#### INFORMATION PROVIDED ####

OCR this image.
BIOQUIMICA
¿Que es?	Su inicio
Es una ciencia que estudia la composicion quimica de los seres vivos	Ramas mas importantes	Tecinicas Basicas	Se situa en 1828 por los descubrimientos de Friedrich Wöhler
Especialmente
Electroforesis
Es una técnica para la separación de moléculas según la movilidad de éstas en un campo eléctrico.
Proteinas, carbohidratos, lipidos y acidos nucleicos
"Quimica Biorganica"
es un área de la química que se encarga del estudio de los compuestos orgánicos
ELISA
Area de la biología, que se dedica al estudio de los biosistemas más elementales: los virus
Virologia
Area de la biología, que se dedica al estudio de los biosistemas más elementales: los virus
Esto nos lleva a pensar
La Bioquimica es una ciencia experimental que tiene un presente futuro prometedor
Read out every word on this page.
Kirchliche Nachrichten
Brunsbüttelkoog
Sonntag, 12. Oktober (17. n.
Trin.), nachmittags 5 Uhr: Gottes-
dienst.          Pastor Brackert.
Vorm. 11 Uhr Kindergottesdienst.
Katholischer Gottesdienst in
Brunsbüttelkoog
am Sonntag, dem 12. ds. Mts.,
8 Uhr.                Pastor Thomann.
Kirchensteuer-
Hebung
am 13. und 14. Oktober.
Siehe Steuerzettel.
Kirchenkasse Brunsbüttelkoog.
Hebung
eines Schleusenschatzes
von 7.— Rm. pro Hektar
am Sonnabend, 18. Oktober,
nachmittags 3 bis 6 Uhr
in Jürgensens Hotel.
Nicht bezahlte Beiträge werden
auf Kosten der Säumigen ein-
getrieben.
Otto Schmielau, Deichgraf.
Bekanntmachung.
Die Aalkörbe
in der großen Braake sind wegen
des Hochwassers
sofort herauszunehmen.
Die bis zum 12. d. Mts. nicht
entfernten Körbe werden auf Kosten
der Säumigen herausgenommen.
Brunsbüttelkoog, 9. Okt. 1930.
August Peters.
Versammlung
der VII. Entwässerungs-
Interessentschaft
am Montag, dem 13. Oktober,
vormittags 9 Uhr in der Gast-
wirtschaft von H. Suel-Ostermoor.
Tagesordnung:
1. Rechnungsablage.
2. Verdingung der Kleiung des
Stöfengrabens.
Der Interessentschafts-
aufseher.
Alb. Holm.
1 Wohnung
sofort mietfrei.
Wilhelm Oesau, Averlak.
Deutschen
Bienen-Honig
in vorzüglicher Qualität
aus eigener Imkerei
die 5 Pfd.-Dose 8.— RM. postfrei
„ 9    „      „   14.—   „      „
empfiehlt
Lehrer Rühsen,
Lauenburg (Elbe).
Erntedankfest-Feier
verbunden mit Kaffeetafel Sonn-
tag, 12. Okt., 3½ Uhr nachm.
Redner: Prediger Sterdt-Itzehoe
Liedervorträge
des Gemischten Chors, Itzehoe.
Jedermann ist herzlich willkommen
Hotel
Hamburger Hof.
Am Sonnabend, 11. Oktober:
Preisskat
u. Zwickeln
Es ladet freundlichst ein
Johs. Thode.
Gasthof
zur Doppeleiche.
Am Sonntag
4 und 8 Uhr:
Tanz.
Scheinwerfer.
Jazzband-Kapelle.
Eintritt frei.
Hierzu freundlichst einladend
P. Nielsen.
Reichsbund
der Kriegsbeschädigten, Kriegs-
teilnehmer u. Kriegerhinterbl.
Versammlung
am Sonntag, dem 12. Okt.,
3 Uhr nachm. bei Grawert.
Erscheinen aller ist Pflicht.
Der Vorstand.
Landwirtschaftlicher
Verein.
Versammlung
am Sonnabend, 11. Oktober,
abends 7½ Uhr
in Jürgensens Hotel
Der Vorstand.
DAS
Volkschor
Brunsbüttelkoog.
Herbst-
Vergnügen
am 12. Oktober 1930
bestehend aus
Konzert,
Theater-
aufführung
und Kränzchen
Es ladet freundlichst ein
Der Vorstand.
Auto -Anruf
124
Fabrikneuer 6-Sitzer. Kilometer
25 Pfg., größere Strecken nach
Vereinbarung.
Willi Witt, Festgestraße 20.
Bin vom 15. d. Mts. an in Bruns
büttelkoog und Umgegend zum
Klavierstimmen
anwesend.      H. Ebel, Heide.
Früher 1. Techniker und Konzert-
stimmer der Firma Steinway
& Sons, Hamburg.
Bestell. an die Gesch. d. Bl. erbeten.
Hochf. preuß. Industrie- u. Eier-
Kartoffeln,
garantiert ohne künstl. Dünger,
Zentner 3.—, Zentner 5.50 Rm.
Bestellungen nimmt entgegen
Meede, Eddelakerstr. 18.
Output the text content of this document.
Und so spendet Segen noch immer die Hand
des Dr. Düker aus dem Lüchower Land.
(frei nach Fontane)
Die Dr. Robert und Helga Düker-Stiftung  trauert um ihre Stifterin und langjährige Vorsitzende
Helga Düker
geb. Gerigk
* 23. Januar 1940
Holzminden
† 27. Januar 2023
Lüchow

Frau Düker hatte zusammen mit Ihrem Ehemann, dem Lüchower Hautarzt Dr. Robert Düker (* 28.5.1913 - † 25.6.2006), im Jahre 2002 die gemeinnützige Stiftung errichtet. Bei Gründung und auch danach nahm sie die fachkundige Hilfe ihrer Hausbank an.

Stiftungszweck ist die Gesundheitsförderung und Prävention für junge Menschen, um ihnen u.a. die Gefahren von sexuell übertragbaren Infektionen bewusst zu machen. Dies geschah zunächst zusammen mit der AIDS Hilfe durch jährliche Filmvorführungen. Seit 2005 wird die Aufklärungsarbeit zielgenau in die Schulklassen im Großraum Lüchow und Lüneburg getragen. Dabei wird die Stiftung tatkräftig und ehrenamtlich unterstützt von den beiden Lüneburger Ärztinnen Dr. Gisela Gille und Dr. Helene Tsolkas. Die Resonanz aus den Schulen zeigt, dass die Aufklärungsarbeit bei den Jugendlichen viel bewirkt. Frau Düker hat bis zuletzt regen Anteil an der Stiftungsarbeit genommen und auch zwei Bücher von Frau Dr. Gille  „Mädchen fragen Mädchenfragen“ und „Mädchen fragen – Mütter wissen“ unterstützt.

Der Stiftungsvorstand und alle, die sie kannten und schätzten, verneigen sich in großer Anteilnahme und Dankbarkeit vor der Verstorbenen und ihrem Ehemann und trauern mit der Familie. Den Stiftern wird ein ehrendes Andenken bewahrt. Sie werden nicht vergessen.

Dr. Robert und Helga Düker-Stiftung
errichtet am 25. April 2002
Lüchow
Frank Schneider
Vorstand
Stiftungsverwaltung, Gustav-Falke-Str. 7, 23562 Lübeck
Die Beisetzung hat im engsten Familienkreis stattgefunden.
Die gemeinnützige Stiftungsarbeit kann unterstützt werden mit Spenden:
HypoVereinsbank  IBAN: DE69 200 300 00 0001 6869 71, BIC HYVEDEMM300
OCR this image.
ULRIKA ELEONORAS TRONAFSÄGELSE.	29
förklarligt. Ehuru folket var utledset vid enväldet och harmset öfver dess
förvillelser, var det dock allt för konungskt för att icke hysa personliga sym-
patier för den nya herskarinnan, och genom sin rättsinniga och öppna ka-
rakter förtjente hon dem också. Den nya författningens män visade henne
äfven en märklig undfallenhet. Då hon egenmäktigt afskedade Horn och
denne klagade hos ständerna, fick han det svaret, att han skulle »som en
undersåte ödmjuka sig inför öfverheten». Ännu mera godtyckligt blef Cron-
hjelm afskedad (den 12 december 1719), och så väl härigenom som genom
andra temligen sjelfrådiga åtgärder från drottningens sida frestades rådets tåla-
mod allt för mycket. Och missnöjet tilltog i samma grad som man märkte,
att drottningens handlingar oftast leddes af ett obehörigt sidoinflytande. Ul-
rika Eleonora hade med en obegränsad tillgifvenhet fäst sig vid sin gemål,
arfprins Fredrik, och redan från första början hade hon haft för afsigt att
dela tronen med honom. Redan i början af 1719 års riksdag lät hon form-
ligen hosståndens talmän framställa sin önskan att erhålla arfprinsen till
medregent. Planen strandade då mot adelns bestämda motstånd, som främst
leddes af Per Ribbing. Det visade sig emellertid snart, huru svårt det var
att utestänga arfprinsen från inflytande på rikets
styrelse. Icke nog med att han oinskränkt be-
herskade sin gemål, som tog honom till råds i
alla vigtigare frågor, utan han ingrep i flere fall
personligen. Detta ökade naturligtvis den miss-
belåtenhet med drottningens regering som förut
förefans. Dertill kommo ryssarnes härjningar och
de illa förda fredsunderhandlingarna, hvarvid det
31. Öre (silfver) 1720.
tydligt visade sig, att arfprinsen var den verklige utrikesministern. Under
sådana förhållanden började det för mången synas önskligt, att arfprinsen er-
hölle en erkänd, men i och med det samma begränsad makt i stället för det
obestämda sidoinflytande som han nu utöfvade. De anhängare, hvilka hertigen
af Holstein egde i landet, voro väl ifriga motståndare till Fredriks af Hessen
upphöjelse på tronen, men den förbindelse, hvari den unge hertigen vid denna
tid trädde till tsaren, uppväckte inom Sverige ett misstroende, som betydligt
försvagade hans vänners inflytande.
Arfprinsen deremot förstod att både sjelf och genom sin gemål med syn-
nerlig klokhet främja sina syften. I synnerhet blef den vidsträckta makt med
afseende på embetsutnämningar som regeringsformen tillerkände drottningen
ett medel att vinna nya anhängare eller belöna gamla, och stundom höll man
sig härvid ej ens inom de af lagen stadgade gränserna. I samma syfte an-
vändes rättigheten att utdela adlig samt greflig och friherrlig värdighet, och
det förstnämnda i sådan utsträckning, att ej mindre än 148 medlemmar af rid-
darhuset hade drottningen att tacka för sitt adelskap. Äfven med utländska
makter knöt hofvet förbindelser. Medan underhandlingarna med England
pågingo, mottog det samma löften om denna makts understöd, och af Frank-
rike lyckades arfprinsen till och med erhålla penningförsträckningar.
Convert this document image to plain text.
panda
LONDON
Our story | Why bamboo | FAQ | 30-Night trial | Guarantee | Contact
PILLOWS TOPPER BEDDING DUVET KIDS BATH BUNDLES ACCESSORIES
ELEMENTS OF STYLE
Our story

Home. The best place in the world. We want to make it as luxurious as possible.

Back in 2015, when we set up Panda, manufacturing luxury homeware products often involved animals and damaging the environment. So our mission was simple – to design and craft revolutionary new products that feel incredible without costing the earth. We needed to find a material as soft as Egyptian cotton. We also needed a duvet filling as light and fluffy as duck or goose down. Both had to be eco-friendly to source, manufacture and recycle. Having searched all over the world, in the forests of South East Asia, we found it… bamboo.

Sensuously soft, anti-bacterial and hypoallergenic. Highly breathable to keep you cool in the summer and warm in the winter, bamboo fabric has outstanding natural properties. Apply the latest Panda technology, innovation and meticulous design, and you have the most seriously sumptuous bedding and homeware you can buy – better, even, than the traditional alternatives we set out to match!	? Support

####

**YOUR GOAL**
Respond with the number of lines in the entries that include the string "nachmittags", and nothing besides.

**WRITTEN RESPONSE**
2